REQUIREMENT:
Set down the material below in full, matching it exactly.

GIVEN RECORDS:
>> Begin
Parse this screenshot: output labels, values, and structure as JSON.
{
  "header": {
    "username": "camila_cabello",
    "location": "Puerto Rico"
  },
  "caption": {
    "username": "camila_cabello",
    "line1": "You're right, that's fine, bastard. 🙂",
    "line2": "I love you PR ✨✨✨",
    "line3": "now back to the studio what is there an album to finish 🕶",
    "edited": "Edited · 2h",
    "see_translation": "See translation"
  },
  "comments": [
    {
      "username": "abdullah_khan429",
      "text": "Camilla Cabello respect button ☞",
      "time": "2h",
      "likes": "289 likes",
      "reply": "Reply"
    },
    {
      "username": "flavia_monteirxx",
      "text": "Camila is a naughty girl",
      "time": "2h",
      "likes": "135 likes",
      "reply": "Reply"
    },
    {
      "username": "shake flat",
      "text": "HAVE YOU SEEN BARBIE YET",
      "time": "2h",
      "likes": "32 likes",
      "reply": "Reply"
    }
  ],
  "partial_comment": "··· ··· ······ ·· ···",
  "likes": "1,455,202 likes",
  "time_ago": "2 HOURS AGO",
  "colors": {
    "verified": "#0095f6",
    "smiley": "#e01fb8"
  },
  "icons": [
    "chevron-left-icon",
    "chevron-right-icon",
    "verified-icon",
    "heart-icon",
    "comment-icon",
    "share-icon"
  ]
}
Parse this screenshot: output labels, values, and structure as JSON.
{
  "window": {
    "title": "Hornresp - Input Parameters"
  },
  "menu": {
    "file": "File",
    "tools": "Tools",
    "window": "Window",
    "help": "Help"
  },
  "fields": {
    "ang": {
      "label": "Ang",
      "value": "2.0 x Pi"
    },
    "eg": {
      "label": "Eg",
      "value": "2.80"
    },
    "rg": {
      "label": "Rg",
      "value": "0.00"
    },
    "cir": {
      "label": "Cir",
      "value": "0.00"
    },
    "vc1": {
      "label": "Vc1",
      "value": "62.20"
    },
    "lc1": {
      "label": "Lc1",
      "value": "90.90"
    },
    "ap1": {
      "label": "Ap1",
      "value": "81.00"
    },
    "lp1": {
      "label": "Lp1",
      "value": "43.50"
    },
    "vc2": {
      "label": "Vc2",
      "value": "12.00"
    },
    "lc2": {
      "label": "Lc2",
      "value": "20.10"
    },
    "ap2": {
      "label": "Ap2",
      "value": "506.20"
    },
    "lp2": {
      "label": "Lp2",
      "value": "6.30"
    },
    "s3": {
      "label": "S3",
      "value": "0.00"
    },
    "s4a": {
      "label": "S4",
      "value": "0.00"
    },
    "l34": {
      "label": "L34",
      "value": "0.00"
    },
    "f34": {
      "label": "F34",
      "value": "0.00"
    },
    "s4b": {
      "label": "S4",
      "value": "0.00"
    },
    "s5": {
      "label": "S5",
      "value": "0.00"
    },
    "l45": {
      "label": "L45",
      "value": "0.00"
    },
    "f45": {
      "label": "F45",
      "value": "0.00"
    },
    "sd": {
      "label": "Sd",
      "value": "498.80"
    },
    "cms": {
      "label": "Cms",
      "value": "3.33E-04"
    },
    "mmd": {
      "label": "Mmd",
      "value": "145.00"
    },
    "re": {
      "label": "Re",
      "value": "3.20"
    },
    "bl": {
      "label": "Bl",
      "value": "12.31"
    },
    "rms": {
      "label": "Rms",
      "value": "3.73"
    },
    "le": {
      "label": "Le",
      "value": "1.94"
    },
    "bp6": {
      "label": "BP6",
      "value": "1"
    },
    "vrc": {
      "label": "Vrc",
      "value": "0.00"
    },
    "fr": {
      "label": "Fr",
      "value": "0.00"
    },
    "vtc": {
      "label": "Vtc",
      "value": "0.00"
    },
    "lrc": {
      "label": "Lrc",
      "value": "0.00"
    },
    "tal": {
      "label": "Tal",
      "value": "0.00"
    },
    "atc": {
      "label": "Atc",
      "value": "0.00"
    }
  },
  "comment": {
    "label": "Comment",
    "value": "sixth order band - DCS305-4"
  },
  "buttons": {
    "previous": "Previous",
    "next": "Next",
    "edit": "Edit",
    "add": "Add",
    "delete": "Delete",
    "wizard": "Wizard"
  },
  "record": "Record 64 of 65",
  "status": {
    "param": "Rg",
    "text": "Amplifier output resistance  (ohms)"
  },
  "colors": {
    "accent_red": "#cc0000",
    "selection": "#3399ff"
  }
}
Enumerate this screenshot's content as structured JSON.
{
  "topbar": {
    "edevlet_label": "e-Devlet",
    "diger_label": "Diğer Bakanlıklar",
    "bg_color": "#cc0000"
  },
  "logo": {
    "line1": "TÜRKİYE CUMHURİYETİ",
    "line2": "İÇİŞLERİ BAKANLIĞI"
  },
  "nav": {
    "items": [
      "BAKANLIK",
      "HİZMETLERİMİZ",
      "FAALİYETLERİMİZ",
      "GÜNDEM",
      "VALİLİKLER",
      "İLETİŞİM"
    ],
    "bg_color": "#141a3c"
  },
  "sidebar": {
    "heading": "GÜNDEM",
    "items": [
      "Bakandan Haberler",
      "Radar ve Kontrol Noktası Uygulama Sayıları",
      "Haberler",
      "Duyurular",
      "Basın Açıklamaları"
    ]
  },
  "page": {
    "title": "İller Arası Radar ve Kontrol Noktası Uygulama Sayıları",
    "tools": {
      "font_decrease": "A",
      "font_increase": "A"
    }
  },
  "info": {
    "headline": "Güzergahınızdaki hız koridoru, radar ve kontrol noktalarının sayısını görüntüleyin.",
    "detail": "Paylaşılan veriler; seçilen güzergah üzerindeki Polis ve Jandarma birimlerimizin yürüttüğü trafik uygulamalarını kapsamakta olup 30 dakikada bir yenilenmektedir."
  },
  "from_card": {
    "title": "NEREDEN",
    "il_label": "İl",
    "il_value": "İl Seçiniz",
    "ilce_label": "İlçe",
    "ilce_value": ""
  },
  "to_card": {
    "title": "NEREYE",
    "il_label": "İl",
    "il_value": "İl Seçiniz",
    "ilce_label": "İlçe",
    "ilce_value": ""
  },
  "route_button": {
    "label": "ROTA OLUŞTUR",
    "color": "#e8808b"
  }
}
>> End
OUTPUT:
Parse this screenshot: output labels, values, and structure as JSON.
{
  "header": {
    "username": "camila_cabello",
    "location": "Puerto Rico"
  },
  "caption": {
    "username": "camila_cabello",
    "line1": "You're right, that's fine, bastard. 🙂",
    "line2": "I love you PR ✨✨✨",
    "line3": "now back to the studio what is there an album to finish 🕶",
    "edited": "Edited · 2h",
    "see_translation": "See translation"
  },
  "comments": [
    {
      "username": "abdullah_khan429",
      "text": "Camilla Cabello respect button ☞",
      "time": "2h",
      "likes": "289 likes",
      "reply": "Reply"
    },
    {
      "username": "flavia_monteirxx",
      "text": "Camila is a naughty girl",
      "time": "2h",
      "likes": "135 likes",
      "reply": "Reply"
    },
    {
      "username": "shake flat",
      "text": "HAVE YOU SEEN BARBIE YET",
      "time": "2h",
      "likes": "32 likes",
      "reply": "Reply"
    }
  ],
  "partial_comment": "··· ··· ······ ·· ···",
  "likes": "1,455,202 likes",
  "time_ago": "2 HOURS AGO",
  "colors": {
    "verified": "#0095f6",
    "smiley": "#e01fb8"
  },
  "icons": [
    "chevron-left-icon",
    "chevron-right-icon",
    "verified-icon",
    "heart-icon",
    "comment-icon",
    "share-icon"
  ]
}
Parse this screenshot: output labels, values, and structure as JSON.
{
  "window": {
    "title": "Hornresp - Input Parameters"
  },
  "menu": {
    "file": "File",
    "tools": "Tools",
    "window": "Window",
    "help": "Help"
  },
  "fields": {
    "ang": {
      "label": "Ang",
      "value": "2.0 x Pi"
    },
    "eg": {
      "label": "Eg",
      "value": "2.80"
    },
    "rg": {
      "label": "Rg",
      "value": "0.00"
    },
    "cir": {
      "label": "Cir",
      "value": "0.00"
    },
    "vc1": {
      "label": "Vc1",
      "value": "62.20"
    },
    "lc1": {
      "label": "Lc1",
      "value": "90.90"
    },
    "ap1": {
      "label": "Ap1",
      "value": "81.00"
    },
    "lp1": {
      "label": "Lp1",
      "value": "43.50"
    },
    "vc2": {
      "label": "Vc2",
      "value": "12.00"
    },
    "lc2": {
      "label": "Lc2",
      "value": "20.10"
    },
    "ap2": {
      "label": "Ap2",
      "value": "506.20"
    },
    "lp2": {
      "label": "Lp2",
      "value": "6.30"
    },
    "s3": {
      "label": "S3",
      "value": "0.00"
    },
    "s4a": {
      "label": "S4",
      "value": "0.00"
    },
    "l34": {
      "label": "L34",
      "value": "0.00"
    },
    "f34": {
      "label": "F34",
      "value": "0.00"
    },
    "s4b": {
      "label": "S4",
      "value": "0.00"
    },
    "s5": {
      "label": "S5",
      "value": "0.00"
    },
    "l45": {
      "label": "L45",
      "value": "0.00"
    },
    "f45": {
      "label": "F45",
      "value": "0.00"
    },
    "sd": {
      "label": "Sd",
      "value": "498.80"
    },
    "cms": {
      "label": "Cms",
      "value": "3.33E-04"
    },
    "mmd": {
      "label": "Mmd",
      "value": "145.00"
    },
    "re": {
      "label": "Re",
      "value": "3.20"
    },
    "bl": {
      "label": "Bl",
      "value": "12.31"
    },
    "rms": {
      "label": "Rms",
      "value": "3.73"
    },
    "le": {
      "label": "Le",
      "value": "1.94"
    },
    "bp6": {
      "label": "BP6",
      "value": "1"
    },
    "vrc": {
      "label": "Vrc",
      "value": "0.00"
    },
    "fr": {
      "label": "Fr",
      "value": "0.00"
    },
    "vtc": {
      "label": "Vtc",
      "value": "0.00"
    },
    "lrc": {
      "label": "Lrc",
      "value": "0.00"
    },
    "tal": {
      "label": "Tal",
      "value": "0.00"
    },
    "atc": {
      "label": "Atc",
      "value": "0.00"
    }
  },
  "comment": {
    "label": "Comment",
    "value": "sixth order band - DCS305-4"
  },
  "buttons": {
    "previous": "Previous",
    "next": "Next",
    "edit": "Edit",
    "add": "Add",
    "delete": "Delete",
    "wizard": "Wizard"
  },
  "record": "Record 64 of 65",
  "status": {
    "param": "Rg",
    "text": "Amplifier output resistance  (ohms)"
  },
  "colors": {
    "accent_red": "#cc0000",
    "selection": "#3399ff"
  }
}
Enumerate this screenshot's content as structured JSON.
{
  "topbar": {
    "edevlet_label": "e-Devlet",
    "diger_label": "Diğer Bakanlıklar",
    "bg_color": "#cc0000"
  },
  "logo": {
    "line1": "TÜRKİYE CUMHURİYETİ",
    "line2": "İÇİŞLERİ BAKANLIĞI"
  },
  "nav": {
    "items": [
      "BAKANLIK",
      "HİZMETLERİMİZ",
      "FAALİYETLERİMİZ",
      "GÜNDEM",
      "VALİLİKLER",
      "İLETİŞİM"
    ],
    "bg_color": "#141a3c"
  },
  "sidebar": {
    "heading": "GÜNDEM",
    "items": [
      "Bakandan Haberler",
      "Radar ve Kontrol Noktası Uygulama Sayıları",
      "Haberler",
      "Duyurular",
      "Basın Açıklamaları"
    ]
  },
  "page": {
    "title": "İller Arası Radar ve Kontrol Noktası Uygulama Sayıları",
    "tools": {
      "font_decrease": "A",
      "font_increase": "A"
    }
  },
  "info": {
    "headline": "Güzergahınızdaki hız koridoru, radar ve kontrol noktalarının sayısını görüntüleyin.",
    "detail": "Paylaşılan veriler; seçilen güzergah üzerindeki Polis ve Jandarma birimlerimizin yürüttüğü trafik uygulamalarını kapsamakta olup 30 dakikada bir yenilenmektedir."
  },
  "from_card": {
    "title": "NEREDEN",
    "il_label": "İl",
    "il_value": "İl Seçiniz",
    "ilce_label": "İlçe",
    "ilce_value": ""
  },
  "to_card": {
    "title": "NEREYE",
    "il_label": "İl",
    "il_value": "İl Seçiniz",
    "ilce_label": "İlçe",
    "ilce_value": ""
  },
  "route_button": {
    "label": "ROTA OLUŞTUR",
    "color": "#e8808b"
  }
}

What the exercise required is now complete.